§ **Given exercise**
Give back the entire listing verbatim.

····················

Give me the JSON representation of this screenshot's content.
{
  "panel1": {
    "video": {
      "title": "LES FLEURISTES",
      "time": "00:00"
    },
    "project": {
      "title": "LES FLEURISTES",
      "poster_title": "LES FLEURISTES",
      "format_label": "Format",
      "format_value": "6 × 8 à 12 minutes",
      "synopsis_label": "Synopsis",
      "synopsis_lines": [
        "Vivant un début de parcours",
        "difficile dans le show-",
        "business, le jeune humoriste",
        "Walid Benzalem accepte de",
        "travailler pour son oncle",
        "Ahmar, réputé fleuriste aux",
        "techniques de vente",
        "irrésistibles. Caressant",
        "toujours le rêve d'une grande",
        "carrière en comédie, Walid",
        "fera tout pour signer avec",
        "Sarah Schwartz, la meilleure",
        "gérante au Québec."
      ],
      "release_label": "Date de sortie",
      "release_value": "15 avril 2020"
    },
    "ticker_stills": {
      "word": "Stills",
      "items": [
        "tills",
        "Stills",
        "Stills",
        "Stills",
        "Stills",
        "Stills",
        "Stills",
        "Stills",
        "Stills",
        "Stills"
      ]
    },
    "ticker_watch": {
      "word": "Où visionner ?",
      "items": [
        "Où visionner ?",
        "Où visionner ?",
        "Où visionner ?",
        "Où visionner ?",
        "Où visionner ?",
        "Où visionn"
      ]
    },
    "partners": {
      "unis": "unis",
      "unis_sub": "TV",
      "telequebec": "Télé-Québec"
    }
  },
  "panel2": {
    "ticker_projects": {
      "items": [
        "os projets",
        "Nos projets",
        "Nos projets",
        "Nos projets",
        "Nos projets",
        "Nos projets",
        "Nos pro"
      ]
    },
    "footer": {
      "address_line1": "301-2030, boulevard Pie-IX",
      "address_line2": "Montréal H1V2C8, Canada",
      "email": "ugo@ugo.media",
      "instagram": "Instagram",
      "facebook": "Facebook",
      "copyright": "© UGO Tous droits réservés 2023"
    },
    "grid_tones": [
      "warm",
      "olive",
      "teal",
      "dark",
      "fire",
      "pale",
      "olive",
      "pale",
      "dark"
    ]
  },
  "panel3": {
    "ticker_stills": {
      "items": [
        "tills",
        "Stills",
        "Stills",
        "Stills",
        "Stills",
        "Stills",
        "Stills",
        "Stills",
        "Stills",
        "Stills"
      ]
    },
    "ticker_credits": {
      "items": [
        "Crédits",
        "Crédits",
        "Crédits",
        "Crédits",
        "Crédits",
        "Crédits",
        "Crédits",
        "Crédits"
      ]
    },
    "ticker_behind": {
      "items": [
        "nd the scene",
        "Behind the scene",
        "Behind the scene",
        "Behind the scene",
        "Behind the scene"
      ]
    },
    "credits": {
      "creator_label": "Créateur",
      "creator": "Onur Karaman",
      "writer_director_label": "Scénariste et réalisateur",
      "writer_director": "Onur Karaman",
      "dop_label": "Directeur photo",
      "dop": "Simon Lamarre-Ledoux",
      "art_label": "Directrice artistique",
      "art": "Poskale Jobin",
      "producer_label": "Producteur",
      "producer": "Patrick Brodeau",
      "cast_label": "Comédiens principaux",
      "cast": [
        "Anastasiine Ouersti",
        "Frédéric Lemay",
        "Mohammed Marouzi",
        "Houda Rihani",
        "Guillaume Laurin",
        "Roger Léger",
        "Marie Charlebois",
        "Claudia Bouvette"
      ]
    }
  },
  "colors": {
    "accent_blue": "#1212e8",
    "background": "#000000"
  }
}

····················

§ **Full output**
Give me the JSON representation of this screenshot's content.
{
  "panel1": {
    "video": {
      "title": "LES FLEURISTES",
      "time": "00:00"
    },
    "project": {
      "title": "LES FLEURISTES",
      "poster_title": "LES FLEURISTES",
      "format_label": "Format",
      "format_value": "6 × 8 à 12 minutes",
      "synopsis_label": "Synopsis",
      "synopsis_lines": [
        "Vivant un début de parcours",
        "difficile dans le show-",
        "business, le jeune humoriste",
        "Walid Benzalem accepte de",
        "travailler pour son oncle",
        "Ahmar, réputé fleuriste aux",
        "techniques de vente",
        "irrésistibles. Caressant",
        "toujours le rêve d'une grande",
        "carrière en comédie, Walid",
        "fera tout pour signer avec",
        "Sarah Schwartz, la meilleure",
        "gérante au Québec."
      ],
      "release_label": "Date de sortie",
      "release_value": "15 avril 2020"
    },
    "ticker_stills": {
      "word": "Stills",
      "items": [
        "tills",
        "Stills",
        "Stills",
        "Stills",
        "Stills",
        "Stills",
        "Stills",
        "Stills",
        "Stills",
        "Stills"
      ]
    },
    "ticker_watch": {
      "word": "Où visionner ?",
      "items": [
        "Où visionner ?",
        "Où visionner ?",
        "Où visionner ?",
        "Où visionner ?",
        "Où visionner ?",
        "Où visionn"
      ]
    },
    "partners": {
      "unis": "unis",
      "unis_sub": "TV",
      "telequebec": "Télé-Québec"
    }
  },
  "panel2": {
    "ticker_projects": {
      "items": [
        "os projets",
        "Nos projets",
        "Nos projets",
        "Nos projets",
        "Nos projets",
        "Nos projets",
        "Nos pro"
      ]
    },
    "footer": {
      "address_line1": "301-2030, boulevard Pie-IX",
      "address_line2": "Montréal H1V2C8, Canada",
      "email": "ugo@ugo.media",
      "instagram": "Instagram",
      "facebook": "Facebook",
      "copyright": "© UGO Tous droits réservés 2023"
    },
    "grid_tones": [
      "warm",
      "olive",
      "teal",
      "dark",
      "fire",
      "pale",
      "olive",
      "pale",
      "dark"
    ]
  },
  "panel3": {
    "ticker_stills": {
      "items": [
        "tills",
        "Stills",
        "Stills",
        "Stills",
        "Stills",
        "Stills",
        "Stills",
        "Stills",
        "Stills",
        "Stills"
      ]
    },
    "ticker_credits": {
      "items": [
        "Crédits",
        "Crédits",
        "Crédits",
        "Crédits",
        "Crédits",
        "Crédits",
        "Crédits",
        "Crédits"
      ]
    },
    "ticker_behind": {
      "items": [
        "nd the scene",
        "Behind the scene",
        "Behind the scene",
        "Behind the scene",
        "Behind the scene"
      ]
    },
    "credits": {
      "creator_label": "Créateur",
      "creator": "Onur Karaman",
      "writer_director_label": "Scénariste et réalisateur",
      "writer_director": "Onur Karaman",
      "dop_label": "Directeur photo",
      "dop": "Simon Lamarre-Ledoux",
      "art_label": "Directrice artistique",
      "art": "Poskale Jobin",
      "producer_label": "Producteur",
      "producer": "Patrick Brodeau",
      "cast_label": "Comédiens principaux",
      "cast": [
        "Anastasiine Ouersti",
        "Frédéric Lemay",
        "Mohammed Marouzi",
        "Houda Rihani",
        "Guillaume Laurin",
        "Roger Léger",
        "Marie Charlebois",
        "Claudia Bouvette"
      ]
    }
  },
  "colors": {
    "accent_blue": "#1212e8",
    "background": "#000000"
  }
}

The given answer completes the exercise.